* _Dataset records_:
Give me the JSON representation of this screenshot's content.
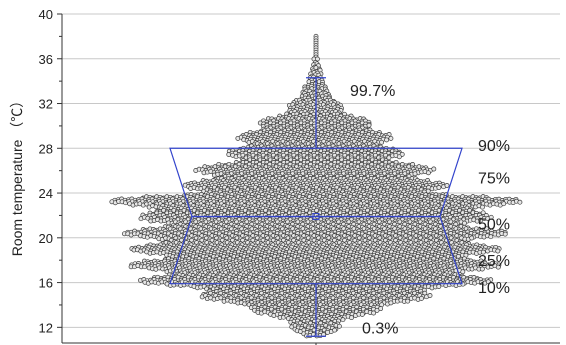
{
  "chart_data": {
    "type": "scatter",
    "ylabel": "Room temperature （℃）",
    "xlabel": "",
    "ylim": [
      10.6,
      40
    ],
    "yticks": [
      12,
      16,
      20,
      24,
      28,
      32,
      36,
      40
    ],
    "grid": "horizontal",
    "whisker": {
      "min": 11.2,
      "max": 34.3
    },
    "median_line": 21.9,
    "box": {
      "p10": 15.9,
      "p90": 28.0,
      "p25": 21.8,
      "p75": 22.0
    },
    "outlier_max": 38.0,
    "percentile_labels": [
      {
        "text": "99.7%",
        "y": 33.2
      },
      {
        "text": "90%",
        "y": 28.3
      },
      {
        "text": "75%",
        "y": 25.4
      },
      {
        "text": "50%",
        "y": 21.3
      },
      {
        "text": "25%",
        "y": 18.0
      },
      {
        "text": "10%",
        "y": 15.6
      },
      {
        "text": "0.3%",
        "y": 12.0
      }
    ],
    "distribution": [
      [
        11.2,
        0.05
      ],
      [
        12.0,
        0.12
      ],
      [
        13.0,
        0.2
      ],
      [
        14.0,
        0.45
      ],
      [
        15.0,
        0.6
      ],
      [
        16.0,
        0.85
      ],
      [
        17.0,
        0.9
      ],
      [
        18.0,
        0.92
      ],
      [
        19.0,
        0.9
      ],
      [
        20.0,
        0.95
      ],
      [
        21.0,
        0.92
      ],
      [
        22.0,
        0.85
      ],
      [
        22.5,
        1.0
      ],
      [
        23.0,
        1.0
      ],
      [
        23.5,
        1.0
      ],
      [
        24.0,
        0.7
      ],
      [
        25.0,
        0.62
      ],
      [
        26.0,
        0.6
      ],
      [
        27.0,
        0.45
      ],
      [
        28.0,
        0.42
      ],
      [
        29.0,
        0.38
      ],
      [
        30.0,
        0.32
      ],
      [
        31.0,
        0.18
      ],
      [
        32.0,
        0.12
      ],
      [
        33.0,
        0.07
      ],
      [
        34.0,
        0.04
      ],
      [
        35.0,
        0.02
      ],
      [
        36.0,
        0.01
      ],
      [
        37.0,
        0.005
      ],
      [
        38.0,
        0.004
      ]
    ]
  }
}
...
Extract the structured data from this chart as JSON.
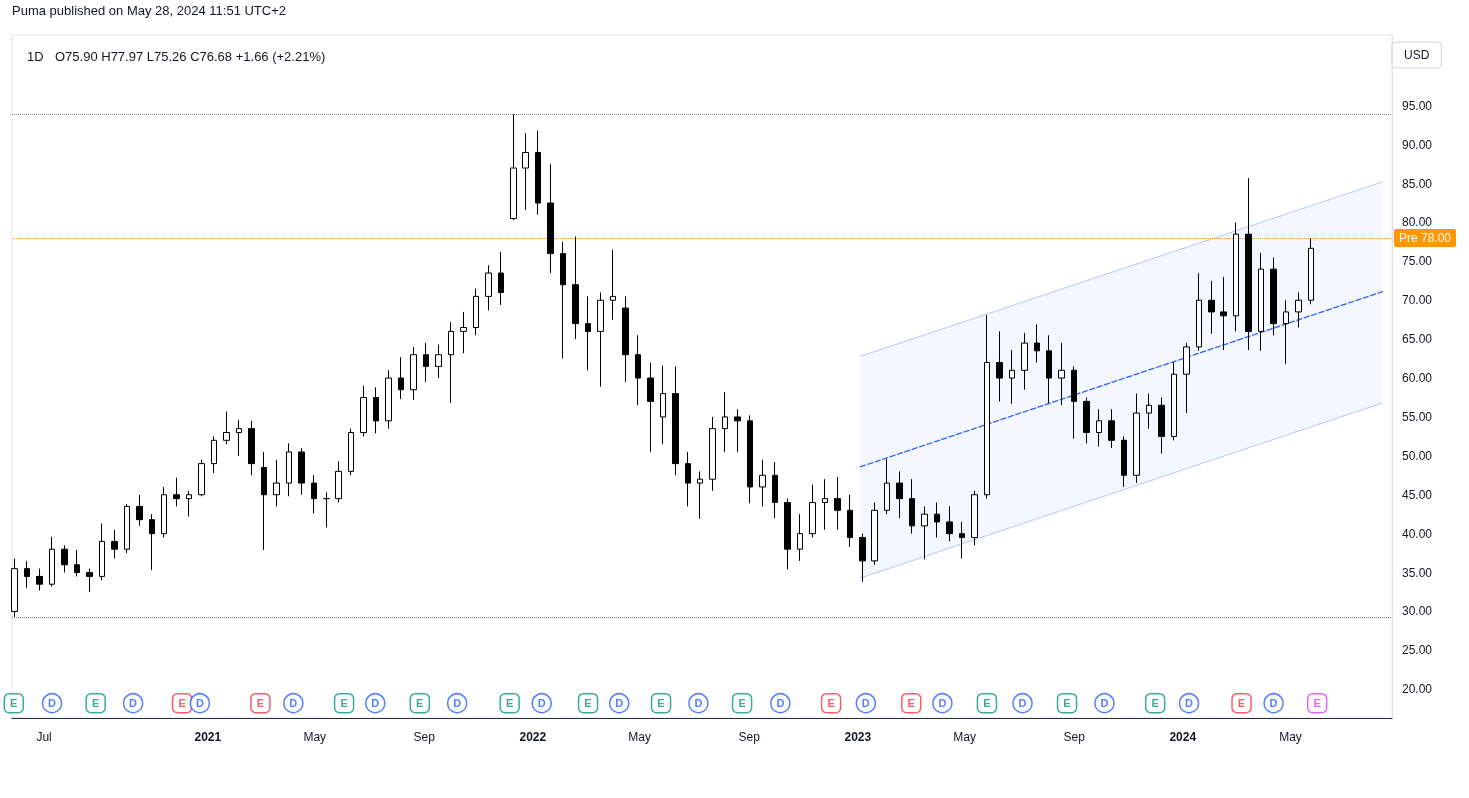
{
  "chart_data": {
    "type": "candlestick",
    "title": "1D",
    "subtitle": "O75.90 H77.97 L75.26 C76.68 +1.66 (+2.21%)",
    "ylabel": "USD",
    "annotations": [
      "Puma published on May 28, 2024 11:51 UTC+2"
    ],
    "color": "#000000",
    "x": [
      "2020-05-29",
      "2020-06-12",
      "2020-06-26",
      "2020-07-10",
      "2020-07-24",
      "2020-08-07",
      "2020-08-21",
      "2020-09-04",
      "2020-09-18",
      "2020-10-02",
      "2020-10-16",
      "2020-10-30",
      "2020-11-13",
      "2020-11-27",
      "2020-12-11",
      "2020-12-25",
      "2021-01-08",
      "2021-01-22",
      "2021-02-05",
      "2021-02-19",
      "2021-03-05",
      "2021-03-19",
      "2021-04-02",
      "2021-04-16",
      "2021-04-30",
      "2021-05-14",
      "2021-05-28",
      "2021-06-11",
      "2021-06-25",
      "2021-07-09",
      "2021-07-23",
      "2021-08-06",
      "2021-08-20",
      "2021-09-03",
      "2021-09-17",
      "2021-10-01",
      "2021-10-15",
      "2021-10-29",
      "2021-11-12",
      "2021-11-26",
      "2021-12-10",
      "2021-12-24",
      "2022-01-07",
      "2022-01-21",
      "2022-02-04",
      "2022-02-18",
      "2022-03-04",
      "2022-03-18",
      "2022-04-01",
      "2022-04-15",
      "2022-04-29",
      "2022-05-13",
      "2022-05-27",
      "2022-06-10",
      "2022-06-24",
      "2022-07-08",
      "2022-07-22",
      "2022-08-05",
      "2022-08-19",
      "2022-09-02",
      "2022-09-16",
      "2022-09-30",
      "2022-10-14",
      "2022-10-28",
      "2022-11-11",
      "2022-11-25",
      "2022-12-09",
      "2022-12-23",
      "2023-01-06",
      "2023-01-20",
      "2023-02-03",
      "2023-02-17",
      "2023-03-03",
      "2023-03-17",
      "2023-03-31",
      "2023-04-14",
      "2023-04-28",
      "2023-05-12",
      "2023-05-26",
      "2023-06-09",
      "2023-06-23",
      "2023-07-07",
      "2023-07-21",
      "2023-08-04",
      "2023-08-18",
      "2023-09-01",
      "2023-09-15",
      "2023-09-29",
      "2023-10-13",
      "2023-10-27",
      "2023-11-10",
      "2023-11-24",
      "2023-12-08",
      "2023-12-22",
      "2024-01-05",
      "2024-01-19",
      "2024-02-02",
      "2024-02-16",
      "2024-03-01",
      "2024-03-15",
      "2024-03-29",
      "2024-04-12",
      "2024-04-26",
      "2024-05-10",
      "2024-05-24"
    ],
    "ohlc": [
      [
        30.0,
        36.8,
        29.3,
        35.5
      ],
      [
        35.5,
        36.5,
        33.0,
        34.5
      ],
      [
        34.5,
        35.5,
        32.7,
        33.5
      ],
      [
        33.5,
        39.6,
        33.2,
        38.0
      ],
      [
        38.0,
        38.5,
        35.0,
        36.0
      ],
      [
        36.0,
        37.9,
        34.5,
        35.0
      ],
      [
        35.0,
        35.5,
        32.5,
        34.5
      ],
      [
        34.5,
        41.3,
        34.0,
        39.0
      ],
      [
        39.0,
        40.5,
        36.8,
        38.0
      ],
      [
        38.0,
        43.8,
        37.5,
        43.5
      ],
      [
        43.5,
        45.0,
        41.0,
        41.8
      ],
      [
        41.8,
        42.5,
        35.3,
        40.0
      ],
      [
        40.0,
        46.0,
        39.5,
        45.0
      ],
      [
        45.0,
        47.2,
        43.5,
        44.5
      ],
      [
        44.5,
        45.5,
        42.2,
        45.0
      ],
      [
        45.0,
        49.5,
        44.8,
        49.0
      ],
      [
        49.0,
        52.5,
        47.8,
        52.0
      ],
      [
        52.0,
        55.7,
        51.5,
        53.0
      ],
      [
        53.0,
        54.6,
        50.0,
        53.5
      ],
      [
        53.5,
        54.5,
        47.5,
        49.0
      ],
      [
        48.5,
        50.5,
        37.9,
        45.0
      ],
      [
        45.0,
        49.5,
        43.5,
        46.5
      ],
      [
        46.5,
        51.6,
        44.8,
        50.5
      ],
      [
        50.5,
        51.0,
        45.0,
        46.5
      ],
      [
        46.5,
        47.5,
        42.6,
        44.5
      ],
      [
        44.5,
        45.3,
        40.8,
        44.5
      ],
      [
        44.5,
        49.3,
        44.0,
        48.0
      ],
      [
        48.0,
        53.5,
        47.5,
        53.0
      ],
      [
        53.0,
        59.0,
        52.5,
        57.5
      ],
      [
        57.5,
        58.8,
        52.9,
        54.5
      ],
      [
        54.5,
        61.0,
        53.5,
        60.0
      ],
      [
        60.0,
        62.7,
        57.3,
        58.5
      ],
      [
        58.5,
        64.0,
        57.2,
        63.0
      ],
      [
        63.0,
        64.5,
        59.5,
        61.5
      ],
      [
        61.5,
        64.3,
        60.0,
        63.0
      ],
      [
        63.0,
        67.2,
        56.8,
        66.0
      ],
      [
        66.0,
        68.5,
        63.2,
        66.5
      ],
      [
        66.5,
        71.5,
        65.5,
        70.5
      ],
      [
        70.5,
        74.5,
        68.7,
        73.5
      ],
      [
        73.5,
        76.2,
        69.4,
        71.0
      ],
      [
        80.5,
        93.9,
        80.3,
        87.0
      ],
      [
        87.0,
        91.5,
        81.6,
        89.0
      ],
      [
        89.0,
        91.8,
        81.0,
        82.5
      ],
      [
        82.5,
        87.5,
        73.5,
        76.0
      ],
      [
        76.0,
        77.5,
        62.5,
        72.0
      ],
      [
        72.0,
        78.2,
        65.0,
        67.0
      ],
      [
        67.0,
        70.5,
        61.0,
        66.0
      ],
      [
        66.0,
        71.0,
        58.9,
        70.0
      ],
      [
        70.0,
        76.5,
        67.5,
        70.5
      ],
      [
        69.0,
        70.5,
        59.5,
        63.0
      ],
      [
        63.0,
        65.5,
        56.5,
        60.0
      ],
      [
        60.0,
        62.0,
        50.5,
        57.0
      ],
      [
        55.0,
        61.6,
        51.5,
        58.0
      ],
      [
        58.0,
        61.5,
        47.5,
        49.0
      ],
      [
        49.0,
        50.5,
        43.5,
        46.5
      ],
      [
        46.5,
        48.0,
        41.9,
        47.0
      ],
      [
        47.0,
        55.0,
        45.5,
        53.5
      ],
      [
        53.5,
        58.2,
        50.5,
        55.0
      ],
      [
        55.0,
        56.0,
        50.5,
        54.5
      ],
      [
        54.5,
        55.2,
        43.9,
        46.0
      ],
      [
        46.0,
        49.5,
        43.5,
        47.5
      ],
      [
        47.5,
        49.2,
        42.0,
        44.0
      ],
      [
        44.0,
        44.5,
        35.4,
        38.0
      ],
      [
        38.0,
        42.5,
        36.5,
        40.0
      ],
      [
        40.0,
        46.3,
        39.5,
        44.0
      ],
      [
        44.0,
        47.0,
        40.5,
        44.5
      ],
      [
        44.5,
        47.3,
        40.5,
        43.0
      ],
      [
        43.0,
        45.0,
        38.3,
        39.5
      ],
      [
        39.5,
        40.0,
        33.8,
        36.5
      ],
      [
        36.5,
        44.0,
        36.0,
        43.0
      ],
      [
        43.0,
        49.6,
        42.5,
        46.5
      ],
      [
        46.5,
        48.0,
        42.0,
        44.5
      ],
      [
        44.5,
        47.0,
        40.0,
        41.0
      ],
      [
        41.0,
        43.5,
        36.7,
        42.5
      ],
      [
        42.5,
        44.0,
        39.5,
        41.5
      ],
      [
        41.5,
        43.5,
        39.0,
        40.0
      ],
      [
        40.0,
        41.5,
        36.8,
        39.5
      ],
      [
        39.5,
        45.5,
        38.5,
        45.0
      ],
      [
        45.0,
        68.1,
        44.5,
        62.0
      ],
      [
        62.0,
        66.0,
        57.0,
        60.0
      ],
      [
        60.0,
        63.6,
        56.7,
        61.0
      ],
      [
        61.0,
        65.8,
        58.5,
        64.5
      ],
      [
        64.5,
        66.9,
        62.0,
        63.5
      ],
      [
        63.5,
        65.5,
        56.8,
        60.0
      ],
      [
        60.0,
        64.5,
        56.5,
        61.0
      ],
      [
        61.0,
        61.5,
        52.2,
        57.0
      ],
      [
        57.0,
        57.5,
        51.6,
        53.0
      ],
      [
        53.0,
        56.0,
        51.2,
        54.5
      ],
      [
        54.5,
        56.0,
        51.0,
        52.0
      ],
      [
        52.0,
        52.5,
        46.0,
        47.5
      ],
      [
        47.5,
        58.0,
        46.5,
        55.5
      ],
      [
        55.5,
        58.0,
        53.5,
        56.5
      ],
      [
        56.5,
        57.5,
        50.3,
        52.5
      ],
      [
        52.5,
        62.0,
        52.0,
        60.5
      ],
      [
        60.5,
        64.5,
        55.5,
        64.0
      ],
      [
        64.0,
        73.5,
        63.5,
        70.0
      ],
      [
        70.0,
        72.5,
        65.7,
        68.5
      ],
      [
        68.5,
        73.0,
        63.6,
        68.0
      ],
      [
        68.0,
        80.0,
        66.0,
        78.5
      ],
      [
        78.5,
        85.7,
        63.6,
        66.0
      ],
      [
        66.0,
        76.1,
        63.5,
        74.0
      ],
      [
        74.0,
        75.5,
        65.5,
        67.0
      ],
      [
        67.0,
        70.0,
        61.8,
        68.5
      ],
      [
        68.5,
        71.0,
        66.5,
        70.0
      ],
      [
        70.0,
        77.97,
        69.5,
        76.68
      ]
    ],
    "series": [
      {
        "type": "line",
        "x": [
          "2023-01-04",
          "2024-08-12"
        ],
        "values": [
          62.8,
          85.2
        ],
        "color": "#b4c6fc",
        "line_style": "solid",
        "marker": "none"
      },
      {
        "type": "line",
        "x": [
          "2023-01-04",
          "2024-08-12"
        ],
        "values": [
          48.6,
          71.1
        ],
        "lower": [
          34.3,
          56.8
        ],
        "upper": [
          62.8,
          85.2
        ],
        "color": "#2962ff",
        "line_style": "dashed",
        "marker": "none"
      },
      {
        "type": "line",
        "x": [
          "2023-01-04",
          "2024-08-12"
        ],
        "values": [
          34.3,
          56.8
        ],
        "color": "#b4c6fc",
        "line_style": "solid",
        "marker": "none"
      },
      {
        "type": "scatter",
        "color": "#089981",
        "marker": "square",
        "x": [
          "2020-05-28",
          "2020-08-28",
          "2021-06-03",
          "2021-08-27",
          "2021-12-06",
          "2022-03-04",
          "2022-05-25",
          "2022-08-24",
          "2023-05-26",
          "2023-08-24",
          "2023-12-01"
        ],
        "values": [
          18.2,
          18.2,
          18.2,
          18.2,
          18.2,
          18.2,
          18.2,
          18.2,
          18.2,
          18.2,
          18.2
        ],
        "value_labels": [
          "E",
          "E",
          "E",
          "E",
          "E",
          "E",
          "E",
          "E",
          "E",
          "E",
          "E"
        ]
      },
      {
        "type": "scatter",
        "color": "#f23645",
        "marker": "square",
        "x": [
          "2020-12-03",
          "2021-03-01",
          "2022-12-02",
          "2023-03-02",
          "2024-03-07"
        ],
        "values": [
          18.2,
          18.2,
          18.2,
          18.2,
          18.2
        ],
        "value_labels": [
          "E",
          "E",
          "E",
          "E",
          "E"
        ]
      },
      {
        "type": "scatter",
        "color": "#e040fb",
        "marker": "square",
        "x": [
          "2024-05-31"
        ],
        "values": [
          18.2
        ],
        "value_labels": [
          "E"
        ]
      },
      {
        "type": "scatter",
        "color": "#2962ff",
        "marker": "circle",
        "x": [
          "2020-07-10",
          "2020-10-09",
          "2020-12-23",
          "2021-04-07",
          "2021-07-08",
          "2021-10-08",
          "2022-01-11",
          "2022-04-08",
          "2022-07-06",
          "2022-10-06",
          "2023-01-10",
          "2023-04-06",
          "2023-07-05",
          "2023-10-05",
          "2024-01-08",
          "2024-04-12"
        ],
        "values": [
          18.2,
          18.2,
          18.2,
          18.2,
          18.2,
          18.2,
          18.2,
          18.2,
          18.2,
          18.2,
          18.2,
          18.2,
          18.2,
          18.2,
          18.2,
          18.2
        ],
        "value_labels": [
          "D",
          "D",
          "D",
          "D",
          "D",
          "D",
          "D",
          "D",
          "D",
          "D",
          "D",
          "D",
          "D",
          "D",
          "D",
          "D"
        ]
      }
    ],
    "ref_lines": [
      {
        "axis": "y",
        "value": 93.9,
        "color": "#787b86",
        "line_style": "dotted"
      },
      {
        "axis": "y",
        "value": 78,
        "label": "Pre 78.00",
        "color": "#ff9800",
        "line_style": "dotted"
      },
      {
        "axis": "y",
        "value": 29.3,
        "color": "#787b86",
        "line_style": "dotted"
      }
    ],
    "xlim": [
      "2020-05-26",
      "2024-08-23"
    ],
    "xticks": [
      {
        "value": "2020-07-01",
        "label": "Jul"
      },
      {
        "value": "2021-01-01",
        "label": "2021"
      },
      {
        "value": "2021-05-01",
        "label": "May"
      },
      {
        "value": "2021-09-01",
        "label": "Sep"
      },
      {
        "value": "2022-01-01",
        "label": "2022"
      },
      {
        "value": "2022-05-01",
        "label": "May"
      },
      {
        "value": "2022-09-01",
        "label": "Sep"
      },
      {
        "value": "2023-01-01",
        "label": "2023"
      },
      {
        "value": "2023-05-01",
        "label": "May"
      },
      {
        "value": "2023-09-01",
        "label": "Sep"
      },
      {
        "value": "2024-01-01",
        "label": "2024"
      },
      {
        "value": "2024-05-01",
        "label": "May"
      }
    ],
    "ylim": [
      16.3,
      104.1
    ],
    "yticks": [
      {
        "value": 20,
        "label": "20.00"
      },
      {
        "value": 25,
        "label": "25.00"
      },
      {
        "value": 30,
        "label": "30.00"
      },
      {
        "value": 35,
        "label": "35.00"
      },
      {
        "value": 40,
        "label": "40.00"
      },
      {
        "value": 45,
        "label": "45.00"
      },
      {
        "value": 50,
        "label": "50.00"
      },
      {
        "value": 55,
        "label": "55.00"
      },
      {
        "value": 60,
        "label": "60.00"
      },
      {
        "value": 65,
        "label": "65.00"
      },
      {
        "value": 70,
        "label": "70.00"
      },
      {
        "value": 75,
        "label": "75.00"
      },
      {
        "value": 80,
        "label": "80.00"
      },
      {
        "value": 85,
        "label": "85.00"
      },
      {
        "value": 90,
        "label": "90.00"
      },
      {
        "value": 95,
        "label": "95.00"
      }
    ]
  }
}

* _Set exercise_:
Take every line from the records above that has the word "ylabel" and copy it.

* _Final answer_:
    "ylabel": "Room temperature （℃）",
    "ylabel": "USD",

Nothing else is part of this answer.